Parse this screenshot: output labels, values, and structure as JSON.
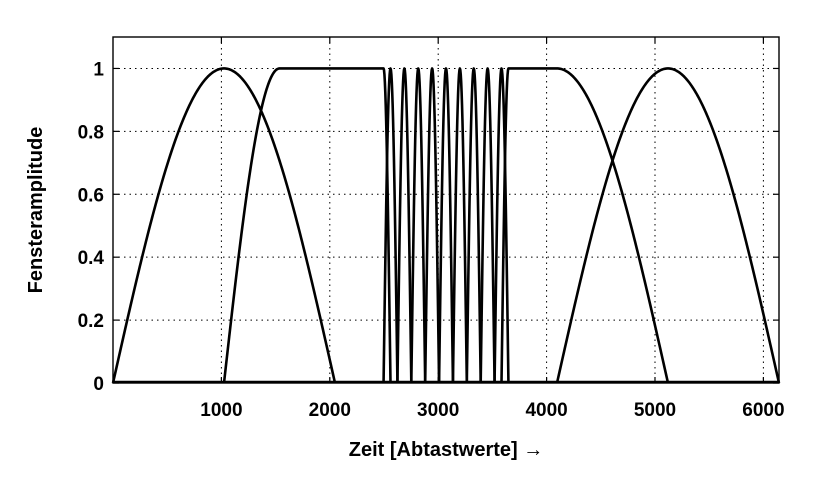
{
  "chart_data": {
    "type": "line",
    "title": "",
    "xlabel": "Zeit [Abtastwerte] →",
    "ylabel": "Fensteramplitude",
    "xlim": [
      0,
      6144
    ],
    "ylim": [
      0,
      1.1
    ],
    "xticks": [
      1000,
      2000,
      3000,
      4000,
      5000,
      6000
    ],
    "yticks": [
      0,
      0.2,
      0.4,
      0.6,
      0.8,
      1
    ],
    "ytick_labels": [
      "0",
      "0.2",
      "0.4",
      "0.6",
      "0.8",
      "1"
    ],
    "grid": true,
    "series": [
      {
        "shape": "sine",
        "x": [
          0,
          1024,
          2048
        ]
      },
      {
        "shape": "sine-flat-sine",
        "x": [
          1024,
          1536,
          2496,
          2560
        ]
      },
      {
        "shape": "sine",
        "x": [
          2496,
          2560,
          2624
        ]
      },
      {
        "shape": "sine",
        "x": [
          2624,
          2688,
          2752
        ]
      },
      {
        "shape": "sine",
        "x": [
          2752,
          2816,
          2880
        ]
      },
      {
        "shape": "sine",
        "x": [
          2880,
          2944,
          3008
        ]
      },
      {
        "shape": "sine",
        "x": [
          3008,
          3072,
          3136
        ]
      },
      {
        "shape": "sine",
        "x": [
          3136,
          3200,
          3264
        ]
      },
      {
        "shape": "sine",
        "x": [
          3264,
          3328,
          3392
        ]
      },
      {
        "shape": "sine",
        "x": [
          3392,
          3456,
          3520
        ]
      },
      {
        "shape": "sine",
        "x": [
          3520,
          3584,
          3648
        ]
      },
      {
        "shape": "sine-flat-sine",
        "x": [
          3584,
          3648,
          4096,
          5120
        ]
      },
      {
        "shape": "sine",
        "x": [
          4096,
          5120,
          6144
        ]
      }
    ]
  }
}
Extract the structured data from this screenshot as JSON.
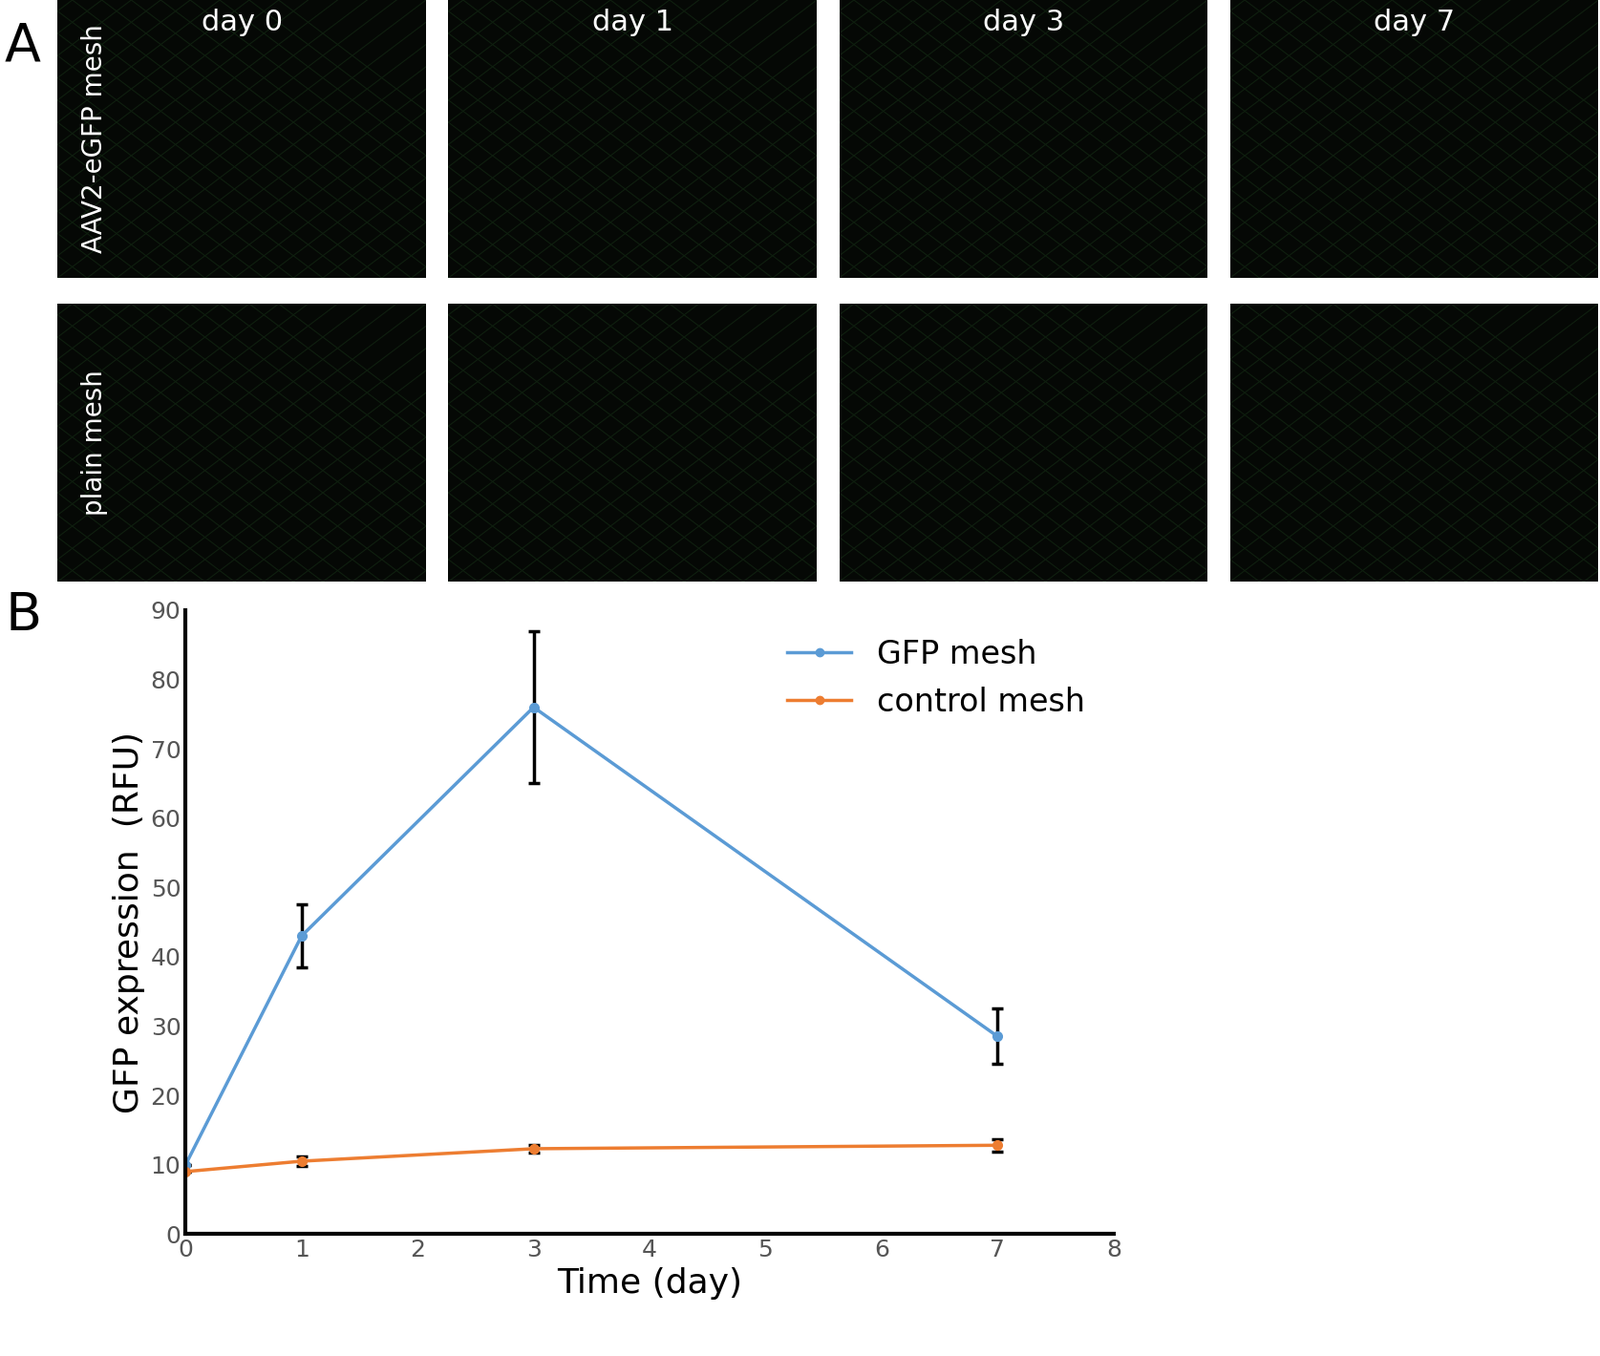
{
  "image_panel": {
    "label": "A",
    "rows": [
      "AAV2-eGFP mesh",
      "plain mesh"
    ],
    "columns": [
      "day 0",
      "day 1",
      "day 3",
      "day 7"
    ]
  },
  "chart_data": {
    "label": "B",
    "type": "line",
    "x_label": "Time (day)",
    "y_label": "GFP expression  (RFU)",
    "x": [
      0,
      1,
      3,
      7
    ],
    "series": [
      {
        "name": "GFP mesh",
        "color": "#5b9bd5",
        "marker": "o",
        "values": [
          10,
          43,
          76,
          28.5
        ],
        "error": [
          0,
          4.5,
          11,
          4
        ]
      },
      {
        "name": "control mesh",
        "color": "#ed7d31",
        "marker": "o",
        "values": [
          9,
          10.5,
          12.3,
          12.8
        ],
        "error": [
          0,
          0.7,
          0.5,
          0.9
        ]
      }
    ],
    "xlim": [
      0,
      8
    ],
    "xticks": [
      0,
      1,
      2,
      3,
      4,
      5,
      6,
      7,
      8
    ],
    "ylim": [
      0,
      90
    ],
    "yticks": [
      0,
      10,
      20,
      30,
      40,
      50,
      60,
      70,
      80,
      90
    ],
    "legend": "upper right"
  }
}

TASK GOAL — Your task is to retype all the entries exactly and leave out any pictures.

EXERCISE ANSWER —
Parse this screenshot: output labels, values, and structure as JSON.
{
  "chart_data": {
    "type": "line",
    "title": "",
    "xlabel": "Zeit [Abtastwerte] →",
    "ylabel": "Fensteramplitude",
    "xlim": [
      0,
      6144
    ],
    "ylim": [
      0,
      1.1
    ],
    "xticks": [
      1000,
      2000,
      3000,
      4000,
      5000,
      6000
    ],
    "yticks": [
      0,
      0.2,
      0.4,
      0.6,
      0.8,
      1
    ],
    "ytick_labels": [
      "0",
      "0.2",
      "0.4",
      "0.6",
      "0.8",
      "1"
    ],
    "grid": true,
    "series": [
      {
        "shape": "sine",
        "x": [
          0,
          1024,
          2048
        ]
      },
      {
        "shape": "sine-flat-sine",
        "x": [
          1024,
          1536,
          2496,
          2560
        ]
      },
      {
        "shape": "sine",
        "x": [
          2496,
          2560,
          2624
        ]
      },
      {
        "shape": "sine",
        "x": [
          2624,
          2688,
          2752
        ]
      },
      {
        "shape": "sine",
        "x": [
          2752,
          2816,
          2880
        ]
      },
      {
        "shape": "sine",
        "x": [
          2880,
          2944,
          3008
        ]
      },
      {
        "shape": "sine",
        "x": [
          3008,
          3072,
          3136
        ]
      },
      {
        "shape": "sine",
        "x": [
          3136,
          3200,
          3264
        ]
      },
      {
        "shape": "sine",
        "x": [
          3264,
          3328,
          3392
        ]
      },
      {
        "shape": "sine",
        "x": [
          3392,
          3456,
          3520
        ]
      },
      {
        "shape": "sine",
        "x": [
          3520,
          3584,
          3648
        ]
      },
      {
        "shape": "sine-flat-sine",
        "x": [
          3584,
          3648,
          4096,
          5120
        ]
      },
      {
        "shape": "sine",
        "x": [
          4096,
          5120,
          6144
        ]
      }
    ]
  }
}
Extract the structured data from this screenshot as JSON.
{
  "image_panel": {
    "label": "A",
    "rows": [
      "AAV2-eGFP mesh",
      "plain mesh"
    ],
    "columns": [
      "day 0",
      "day 1",
      "day 3",
      "day 7"
    ]
  },
  "chart_data": {
    "label": "B",
    "type": "line",
    "x_label": "Time (day)",
    "y_label": "GFP expression  (RFU)",
    "x": [
      0,
      1,
      3,
      7
    ],
    "series": [
      {
        "name": "GFP mesh",
        "color": "#5b9bd5",
        "marker": "o",
        "values": [
          10,
          43,
          76,
          28.5
        ],
        "error": [
          0,
          4.5,
          11,
          4
        ]
      },
      {
        "name": "control mesh",
        "color": "#ed7d31",
        "marker": "o",
        "values": [
          9,
          10.5,
          12.3,
          12.8
        ],
        "error": [
          0,
          0.7,
          0.5,
          0.9
        ]
      }
    ],
    "xlim": [
      0,
      8
    ],
    "xticks": [
      0,
      1,
      2,
      3,
      4,
      5,
      6,
      7,
      8
    ],
    "ylim": [
      0,
      90
    ],
    "yticks": [
      0,
      10,
      20,
      30,
      40,
      50,
      60,
      70,
      80,
      90
    ],
    "legend": "upper right"
  }
}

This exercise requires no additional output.